2. The headphone as recited in claim 1 in which the face plate is positioned over the ports and spaced from the front wall of the housing to form the constrictions through which sound emanating from the second acoustic transducer flows to reach the sound openings.
3. The headphone as recited in claim 1 in which the first acoustic transducer is a piezoelectric acoustic transducer.

The field of the invention is headphones, and particularly, high quality headphones which are produced for the high fidelity market.

One of the most difficult problems of designing a headphone, or stereophone, is to provide an acoustic transducer which will faithfully reproduce frequencies over the entire audio spectrum. When a single acoustic transducer is employed in each ear cup assembly, compromises are made either in its low frequency or high frequency response. For this reason manufacturers typically offer a family of stereophones in which these compromises are varied to provide sounds which conform to the tastes of different listener groups.

The designers of loudspeakers have long recognized the need for more than a single acoustic transducer to reproduce the entire audio spectrum. Quality loudspeakers may contain from two to five separate acoustic transducers, each designed to operate over a specific portion of the audio spectrum. Crossover networks are employed to distribute the applied audio signal to the proper acoustic transducer and these typically include circuits comprised of resistors, capacitors and inductors.

Prior attempts at providing more than one acoustic transducer in a headphone cup assembly have not been successful. When two dynamic transducers have been employed the size and weight of the headphone becomes excessive, particularly when a crossover network is used. Electrostatic transducers have been used in combination with dynamic transducers, but these require expensive and cumbersome high voltage power supplies and crossover networks.

--- EXERCISE DESCRIPTION ---
Reproduce word for word the section of the headphone passage above, starting at "3. The headphone" and ending at "different listener groups.".

--- DATA SUPPLIED ---
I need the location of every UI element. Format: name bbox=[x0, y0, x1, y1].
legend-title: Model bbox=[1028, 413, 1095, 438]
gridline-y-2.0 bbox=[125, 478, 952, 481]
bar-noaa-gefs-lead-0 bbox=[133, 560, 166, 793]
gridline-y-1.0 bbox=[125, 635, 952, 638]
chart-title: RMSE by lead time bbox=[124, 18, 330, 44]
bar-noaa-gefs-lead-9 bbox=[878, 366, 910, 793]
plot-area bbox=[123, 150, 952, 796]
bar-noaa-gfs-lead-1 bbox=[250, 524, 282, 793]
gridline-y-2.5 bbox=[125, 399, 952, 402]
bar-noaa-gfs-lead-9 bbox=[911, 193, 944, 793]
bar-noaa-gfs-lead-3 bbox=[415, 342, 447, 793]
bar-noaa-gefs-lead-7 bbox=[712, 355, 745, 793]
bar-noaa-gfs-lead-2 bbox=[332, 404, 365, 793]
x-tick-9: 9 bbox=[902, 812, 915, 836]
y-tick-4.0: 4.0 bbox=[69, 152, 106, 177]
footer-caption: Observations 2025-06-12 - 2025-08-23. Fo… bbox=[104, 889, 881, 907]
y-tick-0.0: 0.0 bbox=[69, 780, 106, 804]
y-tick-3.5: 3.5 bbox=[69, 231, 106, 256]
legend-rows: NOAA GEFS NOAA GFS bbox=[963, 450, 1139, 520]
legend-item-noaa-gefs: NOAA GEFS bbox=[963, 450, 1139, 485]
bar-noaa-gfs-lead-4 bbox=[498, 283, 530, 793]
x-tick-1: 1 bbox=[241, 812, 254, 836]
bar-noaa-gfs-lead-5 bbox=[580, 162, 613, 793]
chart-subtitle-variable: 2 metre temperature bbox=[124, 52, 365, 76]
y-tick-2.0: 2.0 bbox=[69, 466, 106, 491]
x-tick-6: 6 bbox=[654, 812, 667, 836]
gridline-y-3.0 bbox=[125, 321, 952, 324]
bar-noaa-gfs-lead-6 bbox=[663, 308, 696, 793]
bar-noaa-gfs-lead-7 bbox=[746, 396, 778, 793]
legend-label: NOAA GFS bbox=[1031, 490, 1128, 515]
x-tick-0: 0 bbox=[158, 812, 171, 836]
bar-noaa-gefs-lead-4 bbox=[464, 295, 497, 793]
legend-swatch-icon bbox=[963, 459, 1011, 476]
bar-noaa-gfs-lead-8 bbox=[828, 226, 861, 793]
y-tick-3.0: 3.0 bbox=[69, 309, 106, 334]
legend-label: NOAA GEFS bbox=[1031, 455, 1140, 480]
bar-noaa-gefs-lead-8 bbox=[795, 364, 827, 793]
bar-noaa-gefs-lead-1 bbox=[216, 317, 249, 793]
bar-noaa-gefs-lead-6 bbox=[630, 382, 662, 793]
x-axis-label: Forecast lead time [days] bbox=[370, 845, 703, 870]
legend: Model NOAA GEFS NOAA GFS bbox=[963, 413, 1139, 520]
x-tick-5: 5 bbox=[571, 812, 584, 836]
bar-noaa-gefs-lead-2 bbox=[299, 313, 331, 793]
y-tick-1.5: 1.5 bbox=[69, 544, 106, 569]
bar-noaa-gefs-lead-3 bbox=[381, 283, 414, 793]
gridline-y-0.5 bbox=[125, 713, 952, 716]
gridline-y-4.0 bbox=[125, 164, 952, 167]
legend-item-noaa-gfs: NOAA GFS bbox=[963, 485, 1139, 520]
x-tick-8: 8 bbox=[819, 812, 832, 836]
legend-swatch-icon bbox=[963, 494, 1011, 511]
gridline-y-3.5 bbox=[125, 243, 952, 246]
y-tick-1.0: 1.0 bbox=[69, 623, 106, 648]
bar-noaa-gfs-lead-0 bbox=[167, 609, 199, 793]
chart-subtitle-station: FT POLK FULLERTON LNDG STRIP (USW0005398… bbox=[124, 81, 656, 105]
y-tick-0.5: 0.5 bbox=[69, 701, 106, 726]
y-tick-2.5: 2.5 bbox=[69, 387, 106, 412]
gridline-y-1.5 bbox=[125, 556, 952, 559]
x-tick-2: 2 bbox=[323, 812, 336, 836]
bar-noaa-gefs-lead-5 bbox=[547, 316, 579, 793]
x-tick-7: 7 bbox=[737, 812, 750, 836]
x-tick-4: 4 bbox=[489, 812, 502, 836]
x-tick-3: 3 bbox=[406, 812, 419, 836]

--- FINISHED TASK ---
3. The headphone as recited in claim 1 in which the first acoustic transducer is a piezoelectric acoustic transducer.

The field of the invention is headphones, and particularly, high quality headphones which are produced for the high fidelity market.

One of the most difficult problems of designing a headphone, or stereophone, is to provide an acoustic transducer which will faithfully reproduce frequencies over the entire audio spectrum. When a single acoustic transducer is employed in each ear cup assembly, compromises are made either in its low frequency or high frequency response. For this reason manufacturers typically offer a family of stereophones in which these compromises are varied to provide sounds which conform to the tastes of different listener groups.